▶ Texte fourni
#####
Conserve Story §§§
Napoléon a indirectement contribué à l'invention des conserves : pendant ses campagnes, le scorbut causait de lourdes pertes aux troupes.
En 1795, le gouvernement, sous forme d'un concours, promit une récompense contre un procédé pour conserver les aliments frais et sains destinés aux armées.
Quinze ans après, le prix était décerné à Nicolas Appert. En 1810, en effet, en réponse à Napoléon, il publie L'art de conserver pendant plusieurs années toutes les substances animales ou végétales, passant sa méthode dans le domaine public en échange de 12 000 francs. Il propose de conserver les aliments dans une bouteille en verre et, par la suite, dans des bocaux. La méthode fut reprise par la suite par les Britanniques qui l'honorèrent du titre symbolique de Bienfaiteur de l'humanité. Certaines de ses boites ont accompagné la Grande Armée jusqu'à Moscou !
On utilise encore son procédé, l'appertisation, un procédé de stérilisation par la chaleur dans des récipients clos, aujourd'hui.
En revanche, le premier brevet d'invention d'une boîte de conserve métallique, à la place d'une bouteille en verre, a été délivré en Angleterre à Peter Durand en 1810, qui précise ne pas être l'inventeur de la méthode, mais l'avoir reçue en héritage par un étranger.
Inventée au début du xixe siècle pour répondre aux besoins de la marine et des armées, elle a été utilisée par les collectivités avant de pénétrer, peu à peu, dans les foyers ; dès le milieu du xxe siècle, elle est utilisée partout dans le monde, principalement par l’industrie agroalimentaire, pour la conservation de la viande, du poisson, des légumes, des fruits, des plats cuisinés, des produits laitiers et des aliments pour animaux.
#####
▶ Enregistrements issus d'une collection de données

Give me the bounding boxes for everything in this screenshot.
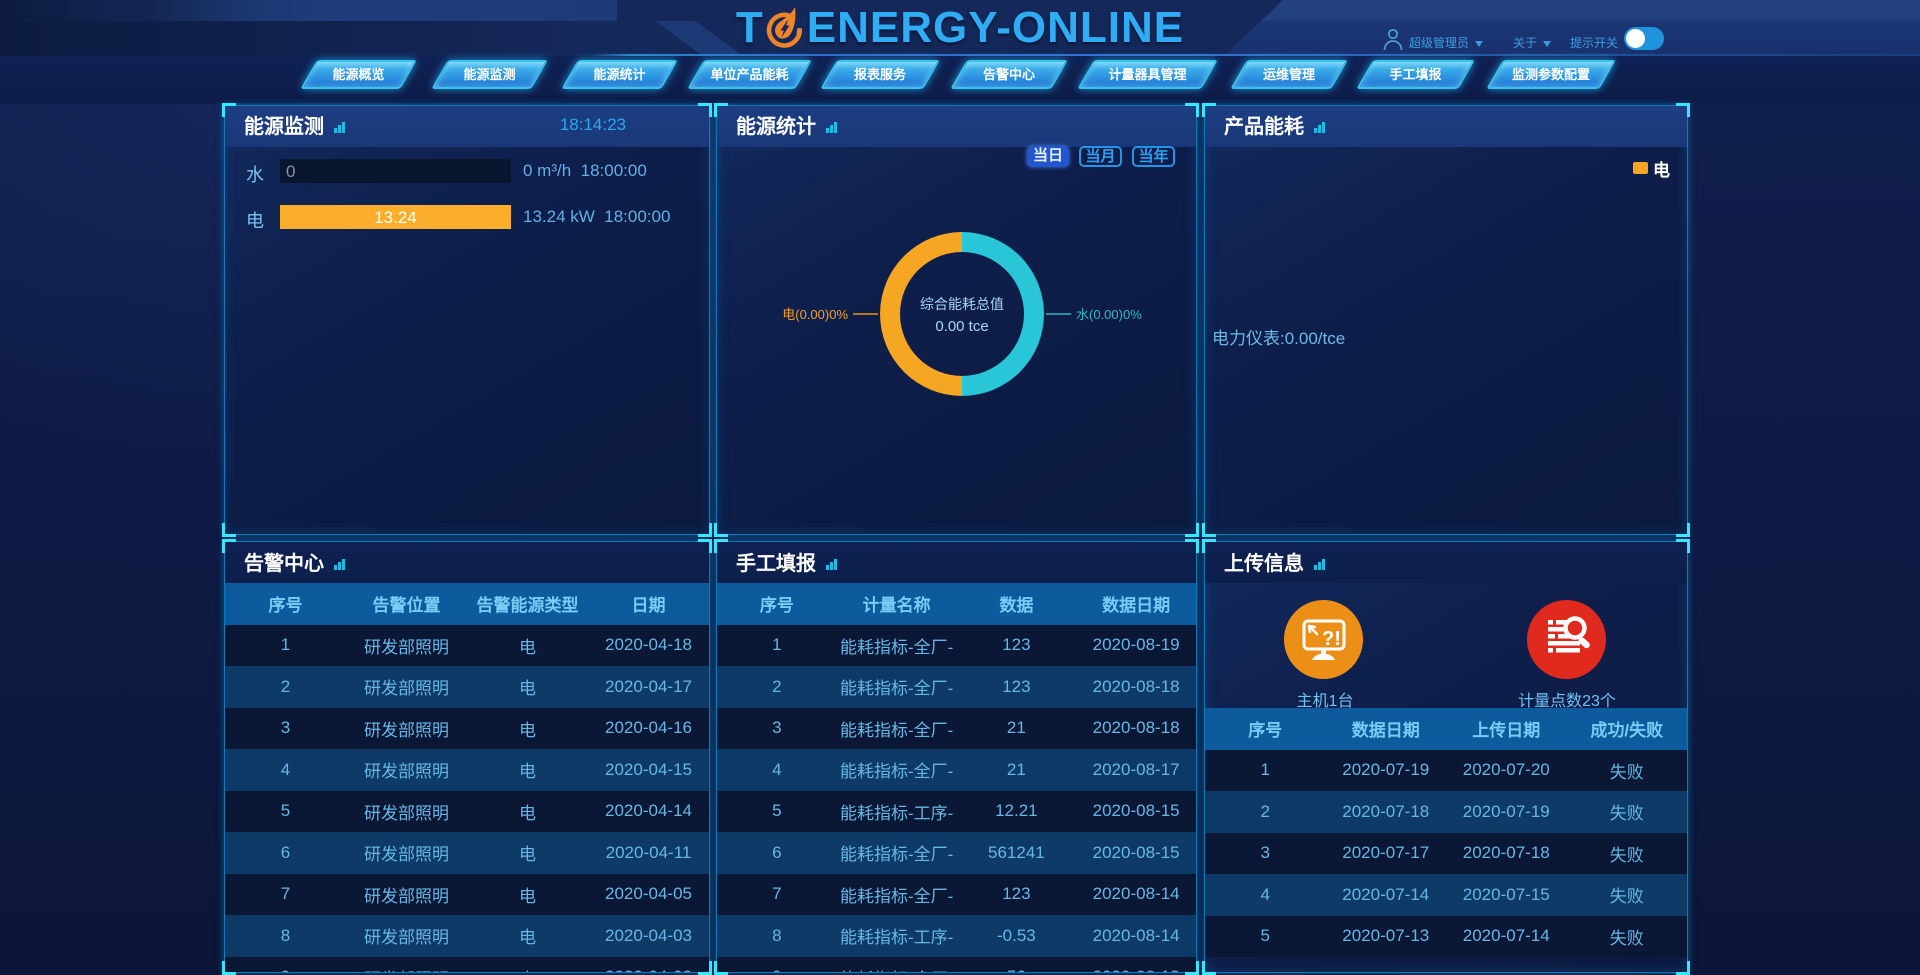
svg-text:电(0.00)0%: 电(0.00)0% [782, 307, 848, 322]
svg-text:综合能耗总值: 综合能耗总值 [920, 296, 1004, 312]
svg-text:0.00 tce: 0.00 tce [935, 318, 988, 335]
svg-text:?!: ?! [1322, 628, 1341, 650]
svg-text:水(0.00)0%: 水(0.00)0% [1076, 307, 1142, 322]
#####
D'après le texte sur l'histoire des conserves, à qui fut délivré en Angleterre, en 1810, le premier brevet d'invention d'une boîte de conserve métallique ?

À Peter Durand.